From the listing below, pick out each line with the word "screenshot".

## BEGIN

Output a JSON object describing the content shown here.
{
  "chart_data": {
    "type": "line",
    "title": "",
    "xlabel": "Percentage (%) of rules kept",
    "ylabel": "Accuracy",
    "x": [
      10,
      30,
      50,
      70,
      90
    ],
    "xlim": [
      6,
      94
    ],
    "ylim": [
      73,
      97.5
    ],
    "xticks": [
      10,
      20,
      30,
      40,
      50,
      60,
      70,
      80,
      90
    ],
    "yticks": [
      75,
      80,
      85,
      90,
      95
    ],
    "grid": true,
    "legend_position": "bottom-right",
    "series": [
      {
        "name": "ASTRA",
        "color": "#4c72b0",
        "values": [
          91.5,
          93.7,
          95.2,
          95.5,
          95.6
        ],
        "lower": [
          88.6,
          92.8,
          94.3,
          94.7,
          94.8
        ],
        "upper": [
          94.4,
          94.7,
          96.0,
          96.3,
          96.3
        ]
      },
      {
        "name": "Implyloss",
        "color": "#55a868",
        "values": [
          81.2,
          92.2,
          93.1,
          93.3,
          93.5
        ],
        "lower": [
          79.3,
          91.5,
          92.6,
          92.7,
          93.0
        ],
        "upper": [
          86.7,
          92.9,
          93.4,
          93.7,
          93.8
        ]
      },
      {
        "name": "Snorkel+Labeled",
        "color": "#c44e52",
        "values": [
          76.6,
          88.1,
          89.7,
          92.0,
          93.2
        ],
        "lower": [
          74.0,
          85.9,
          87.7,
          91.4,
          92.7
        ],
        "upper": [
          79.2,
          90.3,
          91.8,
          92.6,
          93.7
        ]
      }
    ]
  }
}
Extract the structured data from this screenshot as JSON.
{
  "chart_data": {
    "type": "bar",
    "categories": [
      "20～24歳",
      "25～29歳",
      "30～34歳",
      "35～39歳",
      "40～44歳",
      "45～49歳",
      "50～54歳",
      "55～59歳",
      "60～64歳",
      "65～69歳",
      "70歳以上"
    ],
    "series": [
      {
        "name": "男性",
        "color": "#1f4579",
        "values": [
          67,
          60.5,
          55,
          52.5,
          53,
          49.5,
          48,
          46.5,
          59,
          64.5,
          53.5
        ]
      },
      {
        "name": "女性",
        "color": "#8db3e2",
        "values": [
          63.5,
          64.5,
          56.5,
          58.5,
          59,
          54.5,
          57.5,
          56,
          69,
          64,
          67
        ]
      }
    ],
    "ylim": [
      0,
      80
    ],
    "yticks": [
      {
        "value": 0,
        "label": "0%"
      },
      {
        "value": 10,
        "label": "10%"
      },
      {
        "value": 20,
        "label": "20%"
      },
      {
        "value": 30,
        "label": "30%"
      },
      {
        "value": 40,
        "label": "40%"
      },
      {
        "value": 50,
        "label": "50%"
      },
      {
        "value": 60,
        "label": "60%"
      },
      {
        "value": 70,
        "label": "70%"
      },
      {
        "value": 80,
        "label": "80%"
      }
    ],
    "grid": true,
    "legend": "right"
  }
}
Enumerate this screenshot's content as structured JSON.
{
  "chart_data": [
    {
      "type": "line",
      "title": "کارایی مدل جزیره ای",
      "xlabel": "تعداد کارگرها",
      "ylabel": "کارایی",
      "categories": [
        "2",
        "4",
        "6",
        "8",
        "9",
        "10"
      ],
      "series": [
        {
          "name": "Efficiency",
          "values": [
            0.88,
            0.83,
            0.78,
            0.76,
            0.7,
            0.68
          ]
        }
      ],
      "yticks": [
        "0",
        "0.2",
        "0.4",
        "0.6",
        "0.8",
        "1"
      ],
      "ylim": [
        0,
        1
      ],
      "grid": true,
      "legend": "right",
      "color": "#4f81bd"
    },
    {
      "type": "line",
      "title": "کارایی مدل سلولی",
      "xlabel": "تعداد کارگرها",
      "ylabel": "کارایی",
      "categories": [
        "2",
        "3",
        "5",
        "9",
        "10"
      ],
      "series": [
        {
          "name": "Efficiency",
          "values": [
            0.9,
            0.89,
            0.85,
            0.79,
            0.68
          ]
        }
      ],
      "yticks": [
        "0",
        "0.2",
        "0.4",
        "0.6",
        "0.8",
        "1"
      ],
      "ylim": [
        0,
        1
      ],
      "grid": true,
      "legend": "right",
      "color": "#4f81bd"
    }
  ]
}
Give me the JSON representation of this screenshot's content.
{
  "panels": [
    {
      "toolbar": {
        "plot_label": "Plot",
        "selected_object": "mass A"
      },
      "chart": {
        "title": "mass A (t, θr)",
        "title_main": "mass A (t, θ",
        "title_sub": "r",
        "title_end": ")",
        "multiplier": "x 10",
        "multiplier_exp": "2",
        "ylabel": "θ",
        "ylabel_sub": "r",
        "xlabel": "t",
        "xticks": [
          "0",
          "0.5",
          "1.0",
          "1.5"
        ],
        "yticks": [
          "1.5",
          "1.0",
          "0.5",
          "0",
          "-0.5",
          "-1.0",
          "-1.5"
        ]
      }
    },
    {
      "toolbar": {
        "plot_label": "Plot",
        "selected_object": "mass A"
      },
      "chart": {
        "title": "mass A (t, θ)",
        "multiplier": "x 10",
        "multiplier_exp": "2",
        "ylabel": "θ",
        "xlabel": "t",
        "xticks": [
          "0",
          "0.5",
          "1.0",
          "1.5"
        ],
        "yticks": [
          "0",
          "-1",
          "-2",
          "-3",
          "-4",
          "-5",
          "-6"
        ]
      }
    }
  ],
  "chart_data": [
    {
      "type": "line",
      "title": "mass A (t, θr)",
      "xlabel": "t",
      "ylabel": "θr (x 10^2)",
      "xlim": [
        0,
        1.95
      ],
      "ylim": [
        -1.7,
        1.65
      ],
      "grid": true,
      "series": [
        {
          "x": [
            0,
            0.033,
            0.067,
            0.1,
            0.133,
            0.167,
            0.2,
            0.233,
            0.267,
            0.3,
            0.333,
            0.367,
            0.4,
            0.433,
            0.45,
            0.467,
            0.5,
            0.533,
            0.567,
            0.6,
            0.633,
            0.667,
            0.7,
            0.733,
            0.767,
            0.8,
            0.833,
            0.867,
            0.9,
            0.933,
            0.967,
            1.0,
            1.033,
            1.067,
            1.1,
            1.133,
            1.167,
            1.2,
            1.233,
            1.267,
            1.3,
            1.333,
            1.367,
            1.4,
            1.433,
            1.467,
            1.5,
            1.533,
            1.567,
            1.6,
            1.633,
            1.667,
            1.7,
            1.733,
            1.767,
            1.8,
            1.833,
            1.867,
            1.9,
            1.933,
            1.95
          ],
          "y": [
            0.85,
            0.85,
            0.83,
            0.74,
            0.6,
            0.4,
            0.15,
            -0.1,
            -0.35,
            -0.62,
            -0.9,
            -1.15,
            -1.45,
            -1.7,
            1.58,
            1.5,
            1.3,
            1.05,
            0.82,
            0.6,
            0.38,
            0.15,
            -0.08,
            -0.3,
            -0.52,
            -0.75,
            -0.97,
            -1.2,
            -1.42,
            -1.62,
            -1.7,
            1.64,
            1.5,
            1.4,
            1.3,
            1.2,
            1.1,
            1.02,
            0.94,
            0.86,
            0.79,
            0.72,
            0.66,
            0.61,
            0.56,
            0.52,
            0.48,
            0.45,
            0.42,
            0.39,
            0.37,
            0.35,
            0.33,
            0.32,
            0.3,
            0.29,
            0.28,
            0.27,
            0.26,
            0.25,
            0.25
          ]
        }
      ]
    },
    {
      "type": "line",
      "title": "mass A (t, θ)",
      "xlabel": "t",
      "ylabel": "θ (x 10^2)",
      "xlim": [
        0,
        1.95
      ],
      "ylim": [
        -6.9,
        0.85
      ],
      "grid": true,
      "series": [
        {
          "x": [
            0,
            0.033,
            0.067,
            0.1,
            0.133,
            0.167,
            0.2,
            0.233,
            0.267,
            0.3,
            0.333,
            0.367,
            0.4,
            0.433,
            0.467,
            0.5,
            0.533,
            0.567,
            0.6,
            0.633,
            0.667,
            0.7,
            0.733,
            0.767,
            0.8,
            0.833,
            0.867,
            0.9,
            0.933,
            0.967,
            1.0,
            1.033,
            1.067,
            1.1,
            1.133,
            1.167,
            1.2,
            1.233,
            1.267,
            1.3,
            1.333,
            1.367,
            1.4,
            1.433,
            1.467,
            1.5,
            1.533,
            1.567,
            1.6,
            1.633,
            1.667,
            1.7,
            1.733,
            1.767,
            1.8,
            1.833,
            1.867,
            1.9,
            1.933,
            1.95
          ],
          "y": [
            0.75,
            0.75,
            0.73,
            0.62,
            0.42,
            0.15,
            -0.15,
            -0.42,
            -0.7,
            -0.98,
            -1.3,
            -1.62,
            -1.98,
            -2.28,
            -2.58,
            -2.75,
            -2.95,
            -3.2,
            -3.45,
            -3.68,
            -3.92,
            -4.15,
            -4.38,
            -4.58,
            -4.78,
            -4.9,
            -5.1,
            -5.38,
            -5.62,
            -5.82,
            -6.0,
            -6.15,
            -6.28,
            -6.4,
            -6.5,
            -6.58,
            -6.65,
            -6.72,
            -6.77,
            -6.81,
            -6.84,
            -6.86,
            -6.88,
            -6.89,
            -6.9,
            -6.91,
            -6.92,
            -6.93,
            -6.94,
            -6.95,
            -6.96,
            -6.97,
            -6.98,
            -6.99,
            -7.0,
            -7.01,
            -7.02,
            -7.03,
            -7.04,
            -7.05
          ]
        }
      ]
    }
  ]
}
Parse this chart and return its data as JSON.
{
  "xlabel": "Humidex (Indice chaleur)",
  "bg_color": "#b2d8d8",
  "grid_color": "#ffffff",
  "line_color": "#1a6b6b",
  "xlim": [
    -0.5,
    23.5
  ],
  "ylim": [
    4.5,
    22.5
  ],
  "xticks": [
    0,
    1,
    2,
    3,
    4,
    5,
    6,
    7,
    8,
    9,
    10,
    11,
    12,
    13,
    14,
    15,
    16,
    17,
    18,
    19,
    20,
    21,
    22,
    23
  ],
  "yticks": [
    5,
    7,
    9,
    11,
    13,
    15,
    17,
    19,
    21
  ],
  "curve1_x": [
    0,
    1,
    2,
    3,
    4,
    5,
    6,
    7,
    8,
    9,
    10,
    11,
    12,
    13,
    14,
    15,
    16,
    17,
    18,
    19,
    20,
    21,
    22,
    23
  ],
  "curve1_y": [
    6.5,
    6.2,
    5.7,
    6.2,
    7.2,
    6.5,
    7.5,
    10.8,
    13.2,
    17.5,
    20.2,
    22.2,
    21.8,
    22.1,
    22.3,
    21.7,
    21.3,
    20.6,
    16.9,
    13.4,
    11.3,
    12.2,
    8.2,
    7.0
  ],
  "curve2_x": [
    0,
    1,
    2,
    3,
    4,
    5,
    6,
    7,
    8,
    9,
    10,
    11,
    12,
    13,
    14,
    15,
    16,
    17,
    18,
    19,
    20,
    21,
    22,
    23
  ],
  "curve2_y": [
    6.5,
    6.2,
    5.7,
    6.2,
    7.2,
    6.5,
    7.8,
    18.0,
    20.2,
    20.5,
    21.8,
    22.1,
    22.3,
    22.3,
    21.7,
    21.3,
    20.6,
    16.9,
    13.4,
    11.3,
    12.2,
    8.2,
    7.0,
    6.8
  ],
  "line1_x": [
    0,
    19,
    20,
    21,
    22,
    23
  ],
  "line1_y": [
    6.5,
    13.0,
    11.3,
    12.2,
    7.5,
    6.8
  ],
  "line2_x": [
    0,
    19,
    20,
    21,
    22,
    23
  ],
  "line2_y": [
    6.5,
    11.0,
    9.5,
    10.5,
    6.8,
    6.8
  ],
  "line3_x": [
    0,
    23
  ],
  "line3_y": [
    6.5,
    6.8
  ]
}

## END

* **Correct response**
Extract the structured data from this screenshot as JSON.
Enumerate this screenshot's content as structured JSON.
Give me the JSON representation of this screenshot's content.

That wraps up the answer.